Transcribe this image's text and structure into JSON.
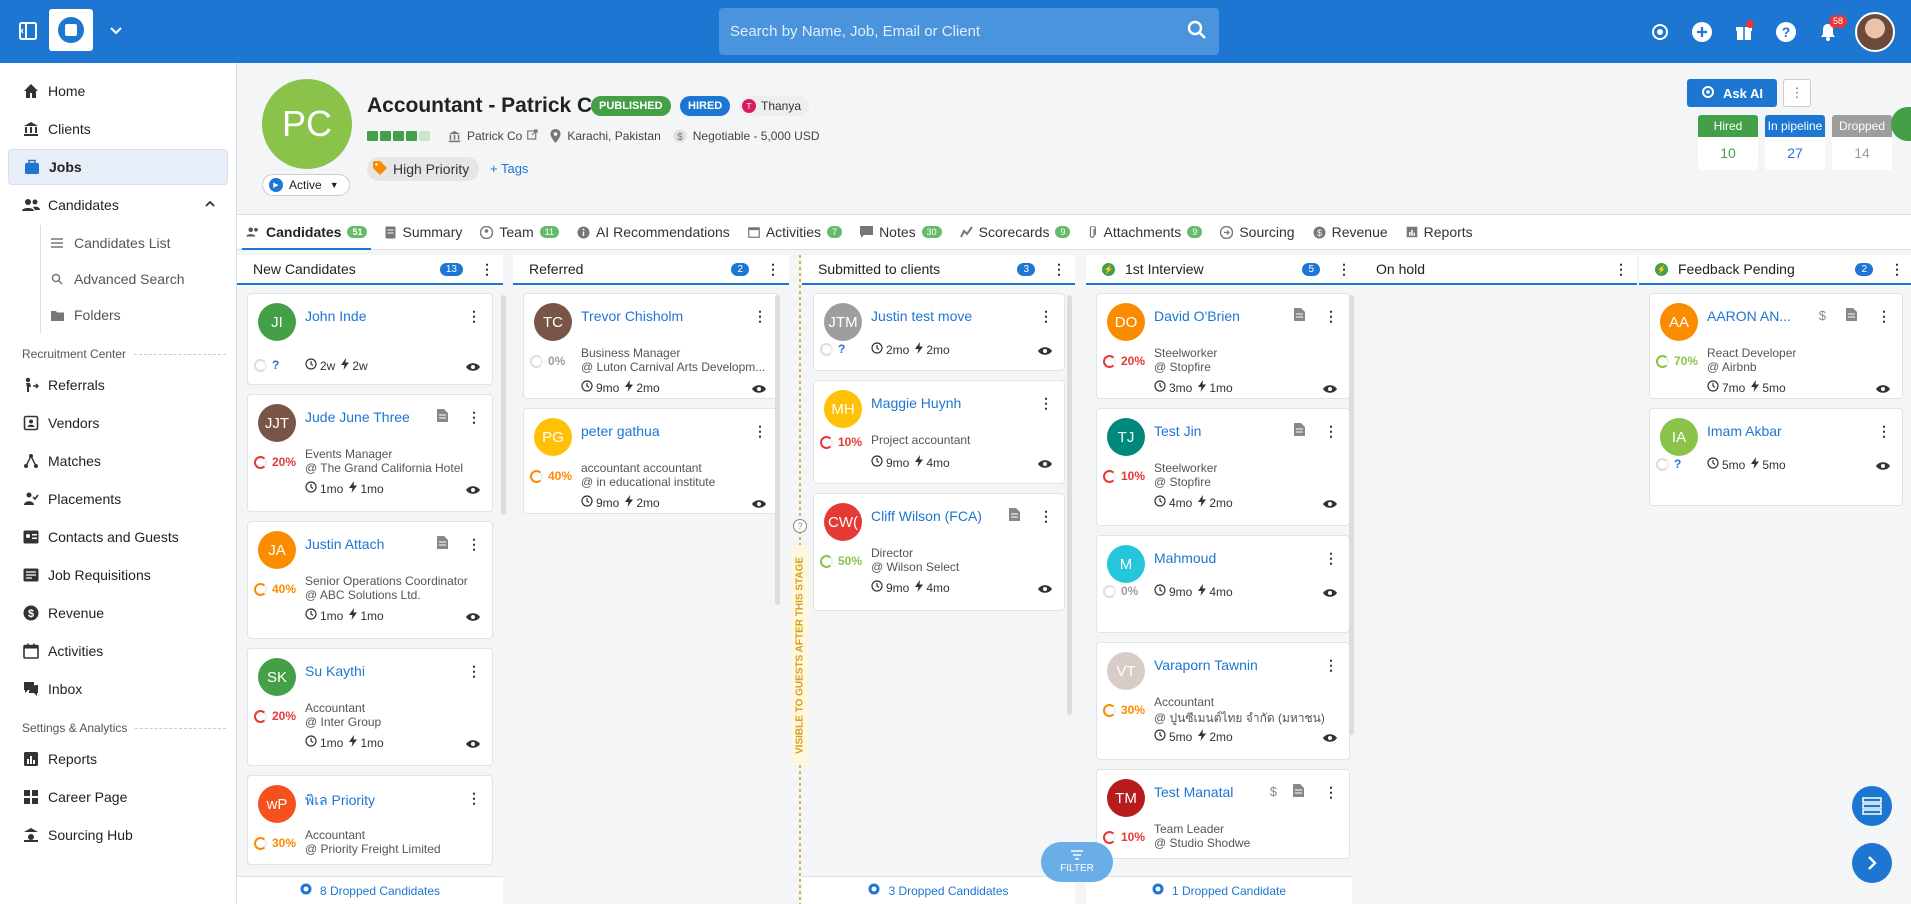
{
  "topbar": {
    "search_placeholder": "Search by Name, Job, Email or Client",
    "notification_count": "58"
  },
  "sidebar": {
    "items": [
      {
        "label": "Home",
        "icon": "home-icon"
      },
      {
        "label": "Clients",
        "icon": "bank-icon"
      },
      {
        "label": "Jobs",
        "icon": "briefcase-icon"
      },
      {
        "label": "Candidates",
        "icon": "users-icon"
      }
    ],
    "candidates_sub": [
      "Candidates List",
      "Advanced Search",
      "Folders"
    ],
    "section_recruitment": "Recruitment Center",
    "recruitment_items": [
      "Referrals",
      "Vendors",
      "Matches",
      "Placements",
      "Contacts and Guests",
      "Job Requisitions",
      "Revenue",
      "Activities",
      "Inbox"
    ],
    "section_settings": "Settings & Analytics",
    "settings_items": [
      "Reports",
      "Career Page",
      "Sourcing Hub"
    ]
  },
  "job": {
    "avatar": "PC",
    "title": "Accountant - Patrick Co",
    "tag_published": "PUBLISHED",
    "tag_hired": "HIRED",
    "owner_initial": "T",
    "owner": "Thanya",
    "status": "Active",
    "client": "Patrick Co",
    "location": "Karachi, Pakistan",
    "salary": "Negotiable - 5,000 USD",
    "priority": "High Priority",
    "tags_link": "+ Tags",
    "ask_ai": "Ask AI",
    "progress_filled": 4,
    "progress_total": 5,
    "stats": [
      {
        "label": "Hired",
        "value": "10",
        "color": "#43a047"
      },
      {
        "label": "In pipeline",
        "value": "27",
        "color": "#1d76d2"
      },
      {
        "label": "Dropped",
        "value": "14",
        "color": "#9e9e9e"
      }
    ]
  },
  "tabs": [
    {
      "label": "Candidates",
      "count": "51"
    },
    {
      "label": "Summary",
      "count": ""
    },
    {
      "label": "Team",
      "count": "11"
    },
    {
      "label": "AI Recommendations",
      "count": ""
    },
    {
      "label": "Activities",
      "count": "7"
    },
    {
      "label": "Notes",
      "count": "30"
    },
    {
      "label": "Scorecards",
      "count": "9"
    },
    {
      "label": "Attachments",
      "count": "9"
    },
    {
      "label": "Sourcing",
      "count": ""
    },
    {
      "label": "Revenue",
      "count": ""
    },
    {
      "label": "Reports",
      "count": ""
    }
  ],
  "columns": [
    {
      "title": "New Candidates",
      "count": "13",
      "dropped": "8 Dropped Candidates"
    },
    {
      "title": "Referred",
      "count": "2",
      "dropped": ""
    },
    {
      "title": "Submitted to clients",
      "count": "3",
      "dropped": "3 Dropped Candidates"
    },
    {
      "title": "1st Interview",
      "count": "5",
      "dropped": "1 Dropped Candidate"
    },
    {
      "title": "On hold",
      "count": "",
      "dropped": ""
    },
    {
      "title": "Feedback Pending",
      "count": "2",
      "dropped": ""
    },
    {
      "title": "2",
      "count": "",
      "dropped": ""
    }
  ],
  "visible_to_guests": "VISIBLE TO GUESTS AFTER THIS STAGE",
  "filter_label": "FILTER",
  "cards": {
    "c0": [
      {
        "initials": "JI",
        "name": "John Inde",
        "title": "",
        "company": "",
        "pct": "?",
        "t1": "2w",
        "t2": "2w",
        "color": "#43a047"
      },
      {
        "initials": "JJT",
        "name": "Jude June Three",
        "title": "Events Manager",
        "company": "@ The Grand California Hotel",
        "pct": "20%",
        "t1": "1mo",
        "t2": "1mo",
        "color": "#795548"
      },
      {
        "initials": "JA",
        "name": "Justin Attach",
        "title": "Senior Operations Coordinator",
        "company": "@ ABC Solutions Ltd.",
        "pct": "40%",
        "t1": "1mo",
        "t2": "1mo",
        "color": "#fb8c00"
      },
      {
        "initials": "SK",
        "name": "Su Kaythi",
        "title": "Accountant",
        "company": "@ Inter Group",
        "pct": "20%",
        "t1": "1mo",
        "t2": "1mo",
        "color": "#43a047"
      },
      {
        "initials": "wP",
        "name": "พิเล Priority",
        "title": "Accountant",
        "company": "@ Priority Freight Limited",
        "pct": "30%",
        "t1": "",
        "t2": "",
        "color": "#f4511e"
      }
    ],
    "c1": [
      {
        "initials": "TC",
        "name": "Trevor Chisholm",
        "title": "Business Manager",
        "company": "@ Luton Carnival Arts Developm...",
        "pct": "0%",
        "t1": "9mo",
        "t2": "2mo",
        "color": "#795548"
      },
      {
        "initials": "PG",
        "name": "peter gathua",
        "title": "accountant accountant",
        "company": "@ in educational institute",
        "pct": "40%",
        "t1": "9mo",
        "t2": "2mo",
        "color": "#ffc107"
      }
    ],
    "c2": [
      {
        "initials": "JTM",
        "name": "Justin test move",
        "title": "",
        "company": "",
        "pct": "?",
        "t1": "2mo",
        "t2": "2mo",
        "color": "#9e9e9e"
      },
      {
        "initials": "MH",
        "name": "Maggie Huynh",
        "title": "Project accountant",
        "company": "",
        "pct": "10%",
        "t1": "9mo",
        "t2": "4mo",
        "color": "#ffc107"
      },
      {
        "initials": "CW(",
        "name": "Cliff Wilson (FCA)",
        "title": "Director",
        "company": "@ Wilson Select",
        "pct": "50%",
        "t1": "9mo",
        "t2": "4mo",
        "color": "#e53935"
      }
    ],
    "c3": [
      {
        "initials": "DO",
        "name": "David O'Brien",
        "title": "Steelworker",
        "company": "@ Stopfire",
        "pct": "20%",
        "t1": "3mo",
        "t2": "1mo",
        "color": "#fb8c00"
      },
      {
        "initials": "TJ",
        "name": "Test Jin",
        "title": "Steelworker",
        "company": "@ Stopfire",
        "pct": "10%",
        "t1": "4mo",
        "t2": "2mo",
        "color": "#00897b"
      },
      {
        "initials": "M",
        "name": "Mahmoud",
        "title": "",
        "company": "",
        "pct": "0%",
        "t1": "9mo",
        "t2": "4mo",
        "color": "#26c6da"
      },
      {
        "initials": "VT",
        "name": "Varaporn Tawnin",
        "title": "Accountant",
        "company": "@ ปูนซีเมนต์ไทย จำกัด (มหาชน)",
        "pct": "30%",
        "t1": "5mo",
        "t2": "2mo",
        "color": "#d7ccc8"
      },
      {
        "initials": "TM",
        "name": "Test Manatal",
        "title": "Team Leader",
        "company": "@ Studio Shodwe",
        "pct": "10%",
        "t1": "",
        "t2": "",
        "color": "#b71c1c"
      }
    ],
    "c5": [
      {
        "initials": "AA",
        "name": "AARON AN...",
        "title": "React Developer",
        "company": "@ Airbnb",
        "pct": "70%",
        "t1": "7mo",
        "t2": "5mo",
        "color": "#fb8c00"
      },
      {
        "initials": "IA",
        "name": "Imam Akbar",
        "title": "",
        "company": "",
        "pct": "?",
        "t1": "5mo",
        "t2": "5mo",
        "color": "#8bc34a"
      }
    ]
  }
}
========================
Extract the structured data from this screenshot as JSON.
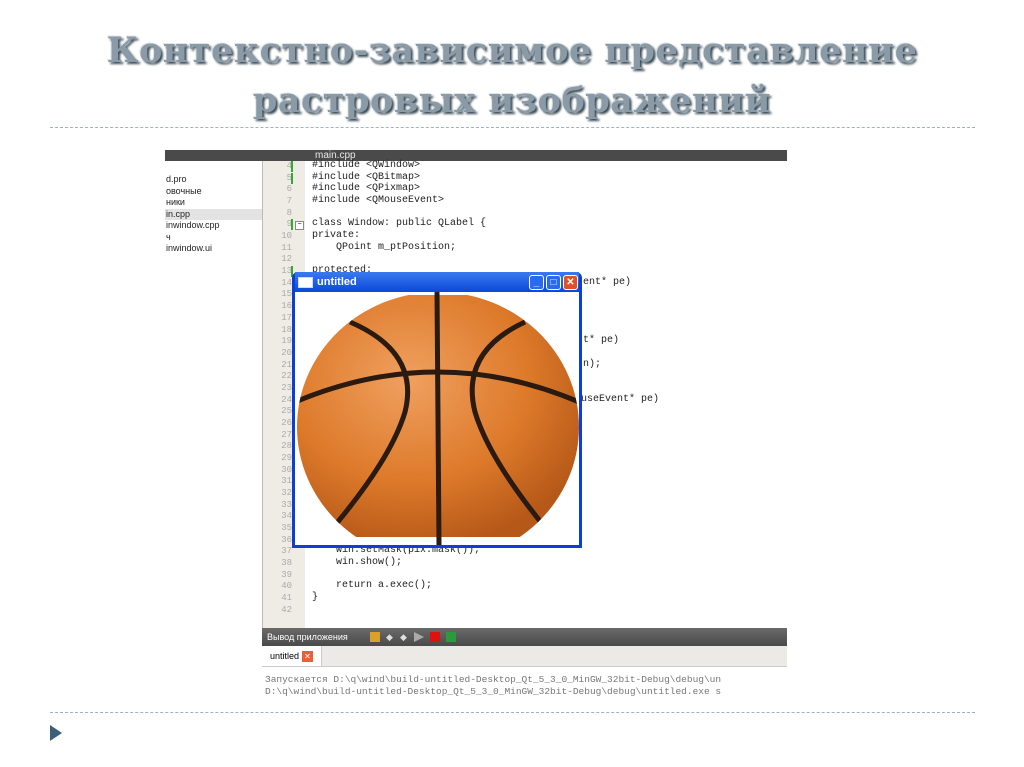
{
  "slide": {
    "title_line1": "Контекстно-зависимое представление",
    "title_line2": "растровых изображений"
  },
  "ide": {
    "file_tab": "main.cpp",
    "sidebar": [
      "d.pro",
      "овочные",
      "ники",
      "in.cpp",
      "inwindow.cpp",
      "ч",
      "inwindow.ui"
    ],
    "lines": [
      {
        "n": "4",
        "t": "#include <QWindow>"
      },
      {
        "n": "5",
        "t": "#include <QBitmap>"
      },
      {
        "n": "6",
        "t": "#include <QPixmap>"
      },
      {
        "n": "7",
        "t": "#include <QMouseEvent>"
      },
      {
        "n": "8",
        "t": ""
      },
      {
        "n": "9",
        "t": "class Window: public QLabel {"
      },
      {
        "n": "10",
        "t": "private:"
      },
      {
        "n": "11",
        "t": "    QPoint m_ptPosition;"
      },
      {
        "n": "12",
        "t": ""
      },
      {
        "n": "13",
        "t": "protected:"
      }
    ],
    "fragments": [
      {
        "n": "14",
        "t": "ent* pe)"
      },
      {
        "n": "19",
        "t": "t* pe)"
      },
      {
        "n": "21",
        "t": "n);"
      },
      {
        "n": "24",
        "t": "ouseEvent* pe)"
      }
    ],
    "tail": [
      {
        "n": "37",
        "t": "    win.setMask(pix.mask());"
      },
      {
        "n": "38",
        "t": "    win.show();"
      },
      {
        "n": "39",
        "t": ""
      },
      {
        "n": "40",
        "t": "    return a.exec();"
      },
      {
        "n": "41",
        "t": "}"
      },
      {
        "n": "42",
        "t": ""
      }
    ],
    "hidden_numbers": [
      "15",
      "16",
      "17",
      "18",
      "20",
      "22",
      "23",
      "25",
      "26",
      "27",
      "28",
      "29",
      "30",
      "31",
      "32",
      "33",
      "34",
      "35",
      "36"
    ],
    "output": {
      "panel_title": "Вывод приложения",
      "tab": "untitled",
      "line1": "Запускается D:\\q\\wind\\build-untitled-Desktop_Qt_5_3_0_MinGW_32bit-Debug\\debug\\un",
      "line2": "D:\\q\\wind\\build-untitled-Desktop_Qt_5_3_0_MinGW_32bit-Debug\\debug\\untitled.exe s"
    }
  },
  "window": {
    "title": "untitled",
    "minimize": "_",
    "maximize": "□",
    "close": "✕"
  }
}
========================
Prompt:
Filter the records for lines holding the string "include". Copy each one.

Response below:
        "t": "#include <QWindow>"
        "t": "#include <QBitmap>"
        "t": "#include <QPixmap>"
        "t": "#include <QMouseEvent>"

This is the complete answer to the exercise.